_Artikel_.
★ ★ ★ ★ ★

Sabtu, 09 Mei 2015

Cendikiawan Islam Dan Peranannya Pada Zaman Abbasiyah. Al-fazary


Abu Abdallah Muhammad ibn Ibrahim al-Farazi (796-806) adalah seorang filsuf muslim, matematikawan, dan astronom.Beliau lahir di tengah keluarga ilmuwan. Ayah beliau, Ibrahim al Fazari, juga seorang astronomer dan matematikawan. Beberapa sumber mengatakan bahwa dilihat dari nama, beliau berasal dari Arab tapi mempelajari ilmu di Persia dan sumber yang lain mengatakan bahwa beliau adalah seorang Persia. Al Farazi menetap serta berkarya di Baghdad, Irak, ibu kota kekhalifahan Abbasiyah.
Al Farazi adalah salah satu astronom paling awal di dunia Islam. Beliau memegang peran penting dalam kemajuan ilmu astronomi di masa Abbasiyah. Al Fazari menerjemahkan beberapa literatur asing ke dalam bahasa Arab dan Persia. Bersama dengan beberapa cendekiawan lain, seperti Naubakht, Masha'Alhah, dan Umar ibnu al-Farrukhan al-Tabari, beliau meletakkan dasar-dasar ilmu pengetahuan di dunia Islam. Dinasti Abbasiyah yang berkuasa saat itu memberikan peluang dan dukungan yang sangat besar dalam pengembangan ilmu pengetahuan apalagi dalam bidang astronomi. Khalifah al-Mansyur adalah penguasa Abbasiyah pertama yang memberi perhatian serius dalam pengkajian astronomi dan astrologi. Beliau tidak segan untuk mengeluarkan dana besar untuk memulai pengembangan ilmu ini.
Khalifah mengumpulkan dan mendorong cendekiawan muslim untuk menerjemahkan beragam literatur yang berasal dari Yunani, Romawi Kuno, India, hingga Persia. Sang khalifah menunjuk seorang ahli astronomi yang bernama Naubahkh untuk memimpin upaya itu. Khalifah meulis surat pada kaisar Bizantium agar mengirimkan buku-buku ilmiah untuk diterjemahkan, termasuk buku-buku tentang ilmu astronomi. Secara khusus, sang khalifah meminta al Fazari untuk menerjemahkan sebuah buku tentang astronomi dari India yang berjudul Sindhind, tylisan Brahmaghupta. Buku tersebut dibawa oleh seorang pengembara dan ahli astronomi India bernama Mauka ke Baghdad dan segera menarik perhatian kaum cendekia di sana. Al Fazari menunaikan tugas dengan baik.
Al Fazari, ungkap Ehsan Masood dalam bukunya "Ilmuwan Muslim Pelopor Hebat di Bidang Sains Modern", saat itu telah menguasai astronomi sehingga di bawah arahan khalifah langsung beliau mampu menerjemahkan dan menyadur teks astronomi India kuno yang sangat teknis tersebut. Kemudia beliau memberi judul Zij al Sinin al Arab (Tabel Astronomi Berdasarkan Penanggalan Bangsa Arab) pada karya terjemahannya tersebut.

★ ★ ★ ★ ★

_Tugas A_. Susun baris-baris data di bawah, mulai dari baris pertama hingga baris yang memuat "cell-item: 缝线: [423, 743, 565, 786]", sebagai daftar JSON berisi string. Setiap baris menjadi satu string, dan baris kosong dihilangkan.

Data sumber
★ ★ ★ ★ ★

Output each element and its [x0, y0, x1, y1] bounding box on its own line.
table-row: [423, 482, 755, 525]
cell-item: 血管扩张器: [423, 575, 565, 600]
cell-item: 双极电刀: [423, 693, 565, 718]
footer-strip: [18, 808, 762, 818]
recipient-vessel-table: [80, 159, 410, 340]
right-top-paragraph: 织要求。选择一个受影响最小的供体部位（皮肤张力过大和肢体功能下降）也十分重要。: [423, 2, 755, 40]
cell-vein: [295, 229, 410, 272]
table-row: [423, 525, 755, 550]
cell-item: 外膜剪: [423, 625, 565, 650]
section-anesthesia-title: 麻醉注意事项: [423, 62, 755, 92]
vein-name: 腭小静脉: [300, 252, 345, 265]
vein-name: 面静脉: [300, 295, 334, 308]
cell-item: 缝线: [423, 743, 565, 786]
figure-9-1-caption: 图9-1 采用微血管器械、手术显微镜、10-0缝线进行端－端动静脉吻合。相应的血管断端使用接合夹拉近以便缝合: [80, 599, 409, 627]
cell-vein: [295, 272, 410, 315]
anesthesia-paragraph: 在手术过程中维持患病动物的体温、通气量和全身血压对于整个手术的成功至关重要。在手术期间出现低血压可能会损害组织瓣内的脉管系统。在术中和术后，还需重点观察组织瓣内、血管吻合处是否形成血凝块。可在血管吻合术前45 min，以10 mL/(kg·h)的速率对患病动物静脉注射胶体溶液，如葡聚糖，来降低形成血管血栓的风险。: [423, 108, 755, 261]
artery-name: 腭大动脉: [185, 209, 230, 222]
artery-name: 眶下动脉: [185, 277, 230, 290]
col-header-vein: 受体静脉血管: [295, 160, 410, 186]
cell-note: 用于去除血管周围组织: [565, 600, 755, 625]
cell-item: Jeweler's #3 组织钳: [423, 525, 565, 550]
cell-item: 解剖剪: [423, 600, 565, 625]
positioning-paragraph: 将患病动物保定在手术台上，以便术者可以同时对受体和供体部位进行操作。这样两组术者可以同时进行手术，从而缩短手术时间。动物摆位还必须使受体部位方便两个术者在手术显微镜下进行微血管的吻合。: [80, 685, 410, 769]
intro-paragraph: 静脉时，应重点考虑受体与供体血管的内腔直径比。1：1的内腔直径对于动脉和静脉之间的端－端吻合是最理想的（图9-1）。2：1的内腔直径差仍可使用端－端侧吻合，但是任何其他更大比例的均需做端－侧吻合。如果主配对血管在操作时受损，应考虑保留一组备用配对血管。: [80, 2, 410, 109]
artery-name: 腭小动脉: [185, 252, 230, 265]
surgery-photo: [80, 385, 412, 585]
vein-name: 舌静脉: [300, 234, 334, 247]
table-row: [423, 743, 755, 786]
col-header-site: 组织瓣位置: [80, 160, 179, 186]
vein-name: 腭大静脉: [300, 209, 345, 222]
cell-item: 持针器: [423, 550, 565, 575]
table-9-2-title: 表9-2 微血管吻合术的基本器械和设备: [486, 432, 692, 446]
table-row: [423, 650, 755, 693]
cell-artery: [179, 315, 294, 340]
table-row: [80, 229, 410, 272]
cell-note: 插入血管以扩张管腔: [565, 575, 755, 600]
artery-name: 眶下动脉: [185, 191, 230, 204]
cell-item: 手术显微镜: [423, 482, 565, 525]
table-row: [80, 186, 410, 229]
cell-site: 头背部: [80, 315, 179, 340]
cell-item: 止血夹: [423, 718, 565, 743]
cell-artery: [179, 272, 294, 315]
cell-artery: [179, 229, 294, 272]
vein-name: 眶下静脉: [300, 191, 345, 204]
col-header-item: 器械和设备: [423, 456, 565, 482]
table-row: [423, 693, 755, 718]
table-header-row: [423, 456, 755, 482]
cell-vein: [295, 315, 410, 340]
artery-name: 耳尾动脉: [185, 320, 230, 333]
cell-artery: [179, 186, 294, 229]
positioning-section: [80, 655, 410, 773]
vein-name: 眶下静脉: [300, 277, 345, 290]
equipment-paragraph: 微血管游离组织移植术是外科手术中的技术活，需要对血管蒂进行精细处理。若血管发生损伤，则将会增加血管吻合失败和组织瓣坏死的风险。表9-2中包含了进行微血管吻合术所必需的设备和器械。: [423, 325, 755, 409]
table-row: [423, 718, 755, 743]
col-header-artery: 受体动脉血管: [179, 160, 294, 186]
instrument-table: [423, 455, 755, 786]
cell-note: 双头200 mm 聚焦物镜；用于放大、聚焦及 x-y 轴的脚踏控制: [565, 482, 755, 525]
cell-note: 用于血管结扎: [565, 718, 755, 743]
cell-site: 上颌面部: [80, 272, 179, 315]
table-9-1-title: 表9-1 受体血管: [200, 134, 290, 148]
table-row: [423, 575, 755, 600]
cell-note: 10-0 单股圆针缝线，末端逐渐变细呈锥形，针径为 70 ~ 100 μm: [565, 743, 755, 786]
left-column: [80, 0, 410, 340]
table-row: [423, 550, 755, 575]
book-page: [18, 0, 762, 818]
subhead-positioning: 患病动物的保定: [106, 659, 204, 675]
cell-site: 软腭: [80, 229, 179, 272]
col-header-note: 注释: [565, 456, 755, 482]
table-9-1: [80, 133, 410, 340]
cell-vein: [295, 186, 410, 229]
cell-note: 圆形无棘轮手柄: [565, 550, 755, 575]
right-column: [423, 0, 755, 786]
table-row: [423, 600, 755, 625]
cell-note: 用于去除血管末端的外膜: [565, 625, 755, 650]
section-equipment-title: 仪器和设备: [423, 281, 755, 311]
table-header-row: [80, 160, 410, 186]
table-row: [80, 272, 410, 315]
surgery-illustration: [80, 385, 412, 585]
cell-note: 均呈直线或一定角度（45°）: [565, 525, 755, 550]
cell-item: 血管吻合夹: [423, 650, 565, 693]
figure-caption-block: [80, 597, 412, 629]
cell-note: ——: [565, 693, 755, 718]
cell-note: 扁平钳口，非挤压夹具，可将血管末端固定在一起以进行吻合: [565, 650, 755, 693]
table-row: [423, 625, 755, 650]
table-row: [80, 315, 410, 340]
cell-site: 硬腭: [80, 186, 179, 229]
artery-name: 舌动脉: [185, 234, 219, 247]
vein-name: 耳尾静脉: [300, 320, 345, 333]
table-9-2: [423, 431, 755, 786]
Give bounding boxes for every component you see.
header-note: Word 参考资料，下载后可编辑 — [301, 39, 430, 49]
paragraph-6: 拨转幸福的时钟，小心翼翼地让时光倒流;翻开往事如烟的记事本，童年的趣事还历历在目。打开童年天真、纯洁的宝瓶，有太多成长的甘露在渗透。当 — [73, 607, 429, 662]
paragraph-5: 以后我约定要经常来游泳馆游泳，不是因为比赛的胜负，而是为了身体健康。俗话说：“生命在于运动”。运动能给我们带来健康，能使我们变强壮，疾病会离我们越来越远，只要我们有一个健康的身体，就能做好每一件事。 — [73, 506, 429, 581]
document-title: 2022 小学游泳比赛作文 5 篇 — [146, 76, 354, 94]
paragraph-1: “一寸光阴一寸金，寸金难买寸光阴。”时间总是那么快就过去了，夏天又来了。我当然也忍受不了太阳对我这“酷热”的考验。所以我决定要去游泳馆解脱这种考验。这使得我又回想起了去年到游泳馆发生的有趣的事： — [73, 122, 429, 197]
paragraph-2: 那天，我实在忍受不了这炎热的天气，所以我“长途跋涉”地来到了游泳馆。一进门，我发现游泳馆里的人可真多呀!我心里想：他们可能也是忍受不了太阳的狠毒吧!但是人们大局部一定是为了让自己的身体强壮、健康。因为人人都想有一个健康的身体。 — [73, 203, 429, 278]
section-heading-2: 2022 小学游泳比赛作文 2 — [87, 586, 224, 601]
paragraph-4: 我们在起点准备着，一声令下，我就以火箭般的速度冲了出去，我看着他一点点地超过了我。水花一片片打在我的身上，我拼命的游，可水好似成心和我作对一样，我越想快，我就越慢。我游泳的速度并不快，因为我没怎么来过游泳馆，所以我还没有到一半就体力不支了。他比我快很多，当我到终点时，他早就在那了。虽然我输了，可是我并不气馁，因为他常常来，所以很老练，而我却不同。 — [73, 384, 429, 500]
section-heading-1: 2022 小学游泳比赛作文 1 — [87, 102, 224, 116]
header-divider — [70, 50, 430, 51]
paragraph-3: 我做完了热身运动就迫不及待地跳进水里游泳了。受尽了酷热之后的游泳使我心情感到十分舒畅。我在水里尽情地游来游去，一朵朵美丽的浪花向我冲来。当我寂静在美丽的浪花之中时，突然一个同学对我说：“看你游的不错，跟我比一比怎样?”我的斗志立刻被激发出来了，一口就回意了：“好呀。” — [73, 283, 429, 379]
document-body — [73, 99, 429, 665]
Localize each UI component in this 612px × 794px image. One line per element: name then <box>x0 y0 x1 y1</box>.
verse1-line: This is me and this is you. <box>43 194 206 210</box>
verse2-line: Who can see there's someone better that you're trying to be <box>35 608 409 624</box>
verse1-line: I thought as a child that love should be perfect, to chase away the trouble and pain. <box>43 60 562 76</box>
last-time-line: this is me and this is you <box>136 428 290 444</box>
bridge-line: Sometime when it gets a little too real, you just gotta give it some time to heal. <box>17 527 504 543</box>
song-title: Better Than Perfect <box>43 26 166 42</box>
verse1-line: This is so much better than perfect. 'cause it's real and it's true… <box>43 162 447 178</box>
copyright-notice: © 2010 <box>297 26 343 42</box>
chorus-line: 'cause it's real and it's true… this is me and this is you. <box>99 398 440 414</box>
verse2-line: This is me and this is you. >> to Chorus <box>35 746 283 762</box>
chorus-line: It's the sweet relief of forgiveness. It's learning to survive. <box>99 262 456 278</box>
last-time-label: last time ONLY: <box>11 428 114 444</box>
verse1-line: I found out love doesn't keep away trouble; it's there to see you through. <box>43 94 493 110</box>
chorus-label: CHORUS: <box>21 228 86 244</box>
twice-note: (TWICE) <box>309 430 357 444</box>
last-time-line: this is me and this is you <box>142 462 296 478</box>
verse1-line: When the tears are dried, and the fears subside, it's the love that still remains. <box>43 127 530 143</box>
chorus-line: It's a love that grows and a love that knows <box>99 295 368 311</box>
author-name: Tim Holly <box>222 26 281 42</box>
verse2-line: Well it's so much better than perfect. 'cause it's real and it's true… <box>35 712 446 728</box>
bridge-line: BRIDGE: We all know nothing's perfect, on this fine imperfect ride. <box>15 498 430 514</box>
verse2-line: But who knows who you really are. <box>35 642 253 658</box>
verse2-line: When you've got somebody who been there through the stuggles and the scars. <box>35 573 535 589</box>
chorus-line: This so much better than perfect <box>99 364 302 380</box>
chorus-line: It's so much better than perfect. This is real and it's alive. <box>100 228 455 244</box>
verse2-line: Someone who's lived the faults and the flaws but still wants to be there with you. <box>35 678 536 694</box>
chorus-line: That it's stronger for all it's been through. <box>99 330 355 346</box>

★ ★ ★ ★ ★

_Tugas B_. Ringkas paragraf artikel yang diawali "Abu Abdallah Muhammad ibn Ibrahim al-Farazi" dalam bentuk daftar butir tanpa menghilangkan fakta utamanya.

_Jawaban Tugas A_.
[
  "Output each element and its [x0, y0, x1, y1] bounding box on its own line.",
  "table-row: [423, 482, 755, 525]",
  "cell-item: 血管扩张器: [423, 575, 565, 600]",
  "cell-item: 双极电刀: [423, 693, 565, 718]",
  "footer-strip: [18, 808, 762, 818]",
  "recipient-vessel-table: [80, 159, 410, 340]",
  "right-top-paragraph: 织要求。选择一个受影响最小的供体部位（皮肤张力过大和肢体功能下降）也十分重要。: [423, 2, 755, 40]",
  "cell-vein: [295, 229, 410, 272]",
  "table-row: [423, 525, 755, 550]",
  "cell-item: 外膜剪: [423, 625, 565, 650]",
  "section-anesthesia-title: 麻醉注意事项: [423, 62, 755, 92]",
  "vein-name: 腭小静脉: [300, 252, 345, 265]",
  "vein-name: 面静脉: [300, 295, 334, 308]",
  "cell-item: 缝线: [423, 743, 565, 786]"
]

_Jawaban Tugas B_.
- Abu Abdallah Muhammad ibn Ibrahim al-Farazi (796-806) adalah seorang filsuf muslim, matematikawan, dan astronom.
- Beliau lahir di tengah keluarga ilmuwan. Ayahnya, Ibrahim al Fazari, juga seorang astronom dan matematikawan.
- Asal-usulnya diperselisihkan. Sebagian sumber menyebut beliau berasal dari Arab, dilihat dari namanya, tetapi menimba ilmu di Persia. Sumber lain menyebut beliau orang Persia.
- Beliau menetap dan berkarya di Baghdad, Irak, ibu kota kekhalifahan Abbasiyah.